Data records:
*****
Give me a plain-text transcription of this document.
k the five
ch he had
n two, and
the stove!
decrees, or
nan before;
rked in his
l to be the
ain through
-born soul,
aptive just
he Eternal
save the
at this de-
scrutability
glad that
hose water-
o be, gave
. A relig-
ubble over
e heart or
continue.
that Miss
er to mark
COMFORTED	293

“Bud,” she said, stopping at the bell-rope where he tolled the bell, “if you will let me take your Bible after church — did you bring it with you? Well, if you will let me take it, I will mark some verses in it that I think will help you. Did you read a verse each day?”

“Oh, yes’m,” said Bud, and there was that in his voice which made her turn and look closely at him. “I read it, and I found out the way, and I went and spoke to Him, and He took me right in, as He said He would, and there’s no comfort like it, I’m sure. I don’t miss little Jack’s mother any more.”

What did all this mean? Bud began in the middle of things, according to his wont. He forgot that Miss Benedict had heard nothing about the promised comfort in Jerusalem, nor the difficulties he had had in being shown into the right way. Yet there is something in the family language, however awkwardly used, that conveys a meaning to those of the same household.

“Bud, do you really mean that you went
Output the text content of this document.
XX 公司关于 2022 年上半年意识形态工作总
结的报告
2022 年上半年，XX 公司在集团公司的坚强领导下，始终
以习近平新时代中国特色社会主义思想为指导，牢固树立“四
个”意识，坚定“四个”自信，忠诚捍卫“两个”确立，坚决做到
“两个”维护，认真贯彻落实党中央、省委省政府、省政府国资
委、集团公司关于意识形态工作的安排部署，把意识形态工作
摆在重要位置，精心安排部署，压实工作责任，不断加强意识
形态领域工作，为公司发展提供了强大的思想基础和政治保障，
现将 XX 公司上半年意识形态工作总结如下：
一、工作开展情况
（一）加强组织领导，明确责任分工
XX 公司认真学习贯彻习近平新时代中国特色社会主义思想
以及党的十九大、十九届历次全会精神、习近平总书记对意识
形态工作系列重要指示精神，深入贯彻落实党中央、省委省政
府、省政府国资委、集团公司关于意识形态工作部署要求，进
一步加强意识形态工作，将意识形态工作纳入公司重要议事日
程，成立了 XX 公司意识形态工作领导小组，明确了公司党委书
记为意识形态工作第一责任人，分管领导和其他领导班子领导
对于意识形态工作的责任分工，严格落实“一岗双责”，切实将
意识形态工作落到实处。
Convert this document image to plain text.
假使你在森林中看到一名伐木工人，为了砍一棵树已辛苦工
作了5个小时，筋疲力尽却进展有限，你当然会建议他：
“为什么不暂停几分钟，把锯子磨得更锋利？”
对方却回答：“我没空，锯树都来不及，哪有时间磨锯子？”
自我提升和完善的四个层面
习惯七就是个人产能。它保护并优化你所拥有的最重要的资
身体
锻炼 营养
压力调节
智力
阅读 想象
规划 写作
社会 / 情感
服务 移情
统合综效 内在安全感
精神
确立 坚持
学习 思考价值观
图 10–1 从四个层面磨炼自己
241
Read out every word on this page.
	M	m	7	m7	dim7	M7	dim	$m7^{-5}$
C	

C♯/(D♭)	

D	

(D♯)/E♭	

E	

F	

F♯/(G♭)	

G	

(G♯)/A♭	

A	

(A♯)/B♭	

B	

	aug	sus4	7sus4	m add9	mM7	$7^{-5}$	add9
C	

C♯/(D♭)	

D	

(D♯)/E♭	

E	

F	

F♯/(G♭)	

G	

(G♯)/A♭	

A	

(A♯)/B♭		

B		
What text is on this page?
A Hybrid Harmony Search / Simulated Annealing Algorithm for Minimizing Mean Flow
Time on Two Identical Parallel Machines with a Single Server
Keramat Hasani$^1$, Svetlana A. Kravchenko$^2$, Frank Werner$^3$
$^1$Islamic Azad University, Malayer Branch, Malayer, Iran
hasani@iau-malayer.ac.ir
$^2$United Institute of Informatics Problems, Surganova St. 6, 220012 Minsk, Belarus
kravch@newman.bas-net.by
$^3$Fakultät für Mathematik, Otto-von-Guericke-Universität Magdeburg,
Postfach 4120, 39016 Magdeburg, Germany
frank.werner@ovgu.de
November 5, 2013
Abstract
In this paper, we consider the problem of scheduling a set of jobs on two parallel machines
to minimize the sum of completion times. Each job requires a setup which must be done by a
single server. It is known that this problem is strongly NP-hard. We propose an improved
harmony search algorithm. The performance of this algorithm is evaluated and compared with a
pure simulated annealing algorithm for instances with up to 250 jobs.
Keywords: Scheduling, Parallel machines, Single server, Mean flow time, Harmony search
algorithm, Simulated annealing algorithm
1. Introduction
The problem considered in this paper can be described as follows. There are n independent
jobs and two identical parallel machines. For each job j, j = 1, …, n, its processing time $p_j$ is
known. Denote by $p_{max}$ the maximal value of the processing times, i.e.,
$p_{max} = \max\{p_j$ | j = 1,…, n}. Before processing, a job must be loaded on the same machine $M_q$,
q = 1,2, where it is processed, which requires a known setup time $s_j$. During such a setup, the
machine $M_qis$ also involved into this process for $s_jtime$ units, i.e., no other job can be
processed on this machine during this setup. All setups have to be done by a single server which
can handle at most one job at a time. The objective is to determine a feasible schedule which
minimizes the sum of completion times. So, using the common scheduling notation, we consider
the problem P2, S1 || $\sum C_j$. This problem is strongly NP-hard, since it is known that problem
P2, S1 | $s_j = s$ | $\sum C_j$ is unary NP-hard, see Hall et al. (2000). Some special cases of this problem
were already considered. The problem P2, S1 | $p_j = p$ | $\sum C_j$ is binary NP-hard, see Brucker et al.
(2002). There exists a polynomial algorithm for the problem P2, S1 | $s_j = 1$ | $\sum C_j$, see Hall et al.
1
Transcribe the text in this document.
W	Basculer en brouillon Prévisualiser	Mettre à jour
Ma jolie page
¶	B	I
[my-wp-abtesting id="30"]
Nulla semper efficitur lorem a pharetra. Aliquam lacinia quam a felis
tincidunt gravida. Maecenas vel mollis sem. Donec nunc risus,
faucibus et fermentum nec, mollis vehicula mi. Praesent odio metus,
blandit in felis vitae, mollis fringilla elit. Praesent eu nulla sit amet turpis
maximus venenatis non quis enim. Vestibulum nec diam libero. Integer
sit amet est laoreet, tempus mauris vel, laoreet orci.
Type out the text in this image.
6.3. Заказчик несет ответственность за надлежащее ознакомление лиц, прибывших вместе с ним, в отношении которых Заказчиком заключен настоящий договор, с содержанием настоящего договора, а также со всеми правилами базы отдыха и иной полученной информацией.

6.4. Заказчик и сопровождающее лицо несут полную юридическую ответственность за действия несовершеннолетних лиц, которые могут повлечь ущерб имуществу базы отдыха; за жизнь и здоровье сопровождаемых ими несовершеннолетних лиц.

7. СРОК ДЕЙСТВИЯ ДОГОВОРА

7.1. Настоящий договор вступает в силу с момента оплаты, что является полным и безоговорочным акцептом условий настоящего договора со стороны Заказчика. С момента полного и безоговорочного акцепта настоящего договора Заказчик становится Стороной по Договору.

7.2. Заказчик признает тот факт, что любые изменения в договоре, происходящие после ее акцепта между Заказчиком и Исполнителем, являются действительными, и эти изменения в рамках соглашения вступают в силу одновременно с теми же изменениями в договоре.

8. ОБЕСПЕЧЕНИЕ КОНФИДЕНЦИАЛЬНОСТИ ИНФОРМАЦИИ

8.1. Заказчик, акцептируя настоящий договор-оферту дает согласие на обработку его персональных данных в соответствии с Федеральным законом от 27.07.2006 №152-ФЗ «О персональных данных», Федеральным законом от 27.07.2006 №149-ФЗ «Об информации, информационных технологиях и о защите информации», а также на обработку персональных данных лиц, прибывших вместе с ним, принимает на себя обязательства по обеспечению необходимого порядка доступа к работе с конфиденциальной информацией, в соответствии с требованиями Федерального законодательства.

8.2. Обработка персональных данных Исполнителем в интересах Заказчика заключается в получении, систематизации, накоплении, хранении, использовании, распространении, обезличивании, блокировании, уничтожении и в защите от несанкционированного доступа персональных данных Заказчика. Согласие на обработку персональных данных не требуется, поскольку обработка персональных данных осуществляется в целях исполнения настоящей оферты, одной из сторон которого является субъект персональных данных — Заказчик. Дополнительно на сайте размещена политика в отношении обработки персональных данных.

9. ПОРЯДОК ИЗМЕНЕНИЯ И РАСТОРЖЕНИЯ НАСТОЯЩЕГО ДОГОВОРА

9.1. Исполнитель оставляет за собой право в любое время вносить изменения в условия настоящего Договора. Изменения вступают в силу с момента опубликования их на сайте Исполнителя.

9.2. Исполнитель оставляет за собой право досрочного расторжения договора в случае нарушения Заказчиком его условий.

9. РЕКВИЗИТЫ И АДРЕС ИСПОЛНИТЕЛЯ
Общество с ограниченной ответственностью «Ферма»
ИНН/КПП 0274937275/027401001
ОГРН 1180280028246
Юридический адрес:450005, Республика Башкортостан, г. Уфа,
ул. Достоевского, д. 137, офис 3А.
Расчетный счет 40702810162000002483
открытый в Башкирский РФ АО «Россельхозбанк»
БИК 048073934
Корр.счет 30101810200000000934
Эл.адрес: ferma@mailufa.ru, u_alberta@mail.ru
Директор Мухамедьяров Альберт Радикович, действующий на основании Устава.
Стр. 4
*****
### WHAT YOU NEED TO DO
Reproduce each line of the material containing the word "setup".

### REPLY
to minimize the sum of completion times. Each job requires a setup which must be done by a
q = 1,2, where it is processed, which requires a known setup time $s_j$. During such a setup, the
processed on this machine during this setup. All setups have to be done by a single server which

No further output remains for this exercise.